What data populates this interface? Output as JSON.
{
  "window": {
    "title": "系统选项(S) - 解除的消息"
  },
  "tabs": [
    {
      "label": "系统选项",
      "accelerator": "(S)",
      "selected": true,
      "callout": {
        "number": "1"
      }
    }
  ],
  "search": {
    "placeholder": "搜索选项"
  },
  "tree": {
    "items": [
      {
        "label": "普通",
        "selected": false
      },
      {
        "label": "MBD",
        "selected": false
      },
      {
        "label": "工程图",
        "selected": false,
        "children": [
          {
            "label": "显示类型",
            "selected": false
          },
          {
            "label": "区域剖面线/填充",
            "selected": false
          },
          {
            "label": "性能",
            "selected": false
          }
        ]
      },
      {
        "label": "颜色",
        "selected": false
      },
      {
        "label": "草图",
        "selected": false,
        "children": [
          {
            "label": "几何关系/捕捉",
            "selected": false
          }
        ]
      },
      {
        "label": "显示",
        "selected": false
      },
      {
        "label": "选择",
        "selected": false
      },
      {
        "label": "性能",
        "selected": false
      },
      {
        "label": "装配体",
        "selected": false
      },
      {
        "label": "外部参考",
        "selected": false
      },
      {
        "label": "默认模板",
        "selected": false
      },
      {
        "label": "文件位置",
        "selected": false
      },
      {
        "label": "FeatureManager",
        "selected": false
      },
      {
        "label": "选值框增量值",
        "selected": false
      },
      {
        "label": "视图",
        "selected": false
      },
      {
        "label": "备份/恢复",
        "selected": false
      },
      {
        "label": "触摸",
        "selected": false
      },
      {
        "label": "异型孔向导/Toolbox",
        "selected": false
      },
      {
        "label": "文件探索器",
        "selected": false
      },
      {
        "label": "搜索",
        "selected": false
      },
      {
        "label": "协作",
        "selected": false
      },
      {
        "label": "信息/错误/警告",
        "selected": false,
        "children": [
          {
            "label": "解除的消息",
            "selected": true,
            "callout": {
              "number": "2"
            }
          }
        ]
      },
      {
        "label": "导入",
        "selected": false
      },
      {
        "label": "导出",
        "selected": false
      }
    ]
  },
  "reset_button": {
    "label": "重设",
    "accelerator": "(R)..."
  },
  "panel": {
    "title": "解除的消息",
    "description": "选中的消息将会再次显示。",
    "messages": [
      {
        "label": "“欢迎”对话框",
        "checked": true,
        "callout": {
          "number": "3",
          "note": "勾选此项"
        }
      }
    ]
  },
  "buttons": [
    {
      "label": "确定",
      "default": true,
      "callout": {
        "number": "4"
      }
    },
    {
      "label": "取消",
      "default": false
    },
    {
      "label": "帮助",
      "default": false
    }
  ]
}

◇ ◇ ◇ ◇ ◇ ◇ ◇

## Task brief
Every entry above needs to be quoted exactly.

## Full response
What data populates this interface? Output as JSON.
{
  "window": {
    "title": "系统选项(S) - 解除的消息"
  },
  "tabs": [
    {
      "label": "系统选项",
      "accelerator": "(S)",
      "selected": true,
      "callout": {
        "number": "1"
      }
    }
  ],
  "search": {
    "placeholder": "搜索选项"
  },
  "tree": {
    "items": [
      {
        "label": "普通",
        "selected": false
      },
      {
        "label": "MBD",
        "selected": false
      },
      {
        "label": "工程图",
        "selected": false,
        "children": [
          {
            "label": "显示类型",
            "selected": false
          },
          {
            "label": "区域剖面线/填充",
            "selected": false
          },
          {
            "label": "性能",
            "selected": false
          }
        ]
      },
      {
        "label": "颜色",
        "selected": false
      },
      {
        "label": "草图",
        "selected": false,
        "children": [
          {
            "label": "几何关系/捕捉",
            "selected": false
          }
        ]
      },
      {
        "label": "显示",
        "selected": false
      },
      {
        "label": "选择",
        "selected": false
      },
      {
        "label": "性能",
        "selected": false
      },
      {
        "label": "装配体",
        "selected": false
      },
      {
        "label": "外部参考",
        "selected": false
      },
      {
        "label": "默认模板",
        "selected": false
      },
      {
        "label": "文件位置",
        "selected": false
      },
      {
        "label": "FeatureManager",
        "selected": false
      },
      {
        "label": "选值框增量值",
        "selected": false
      },
      {
        "label": "视图",
        "selected": false
      },
      {
        "label": "备份/恢复",
        "selected": false
      },
      {
        "label": "触摸",
        "selected": false
      },
      {
        "label": "异型孔向导/Toolbox",
        "selected": false
      },
      {
        "label": "文件探索器",
        "selected": false
      },
      {
        "label": "搜索",
        "selected": false
      },
      {
        "label": "协作",
        "selected": false
      },
      {
        "label": "信息/错误/警告",
        "selected": false,
        "children": [
          {
            "label": "解除的消息",
            "selected": true,
            "callout": {
              "number": "2"
            }
          }
        ]
      },
      {
        "label": "导入",
        "selected": false
      },
      {
        "label": "导出",
        "selected": false
      }
    ]
  },
  "reset_button": {
    "label": "重设",
    "accelerator": "(R)..."
  },
  "panel": {
    "title": "解除的消息",
    "description": "选中的消息将会再次显示。",
    "messages": [
      {
        "label": "“欢迎”对话框",
        "checked": true,
        "callout": {
          "number": "3",
          "note": "勾选此项"
        }
      }
    ]
  },
  "buttons": [
    {
      "label": "确定",
      "default": true,
      "callout": {
        "number": "4"
      }
    },
    {
      "label": "取消",
      "default": false
    },
    {
      "label": "帮助",
      "default": false
    }
  ]
}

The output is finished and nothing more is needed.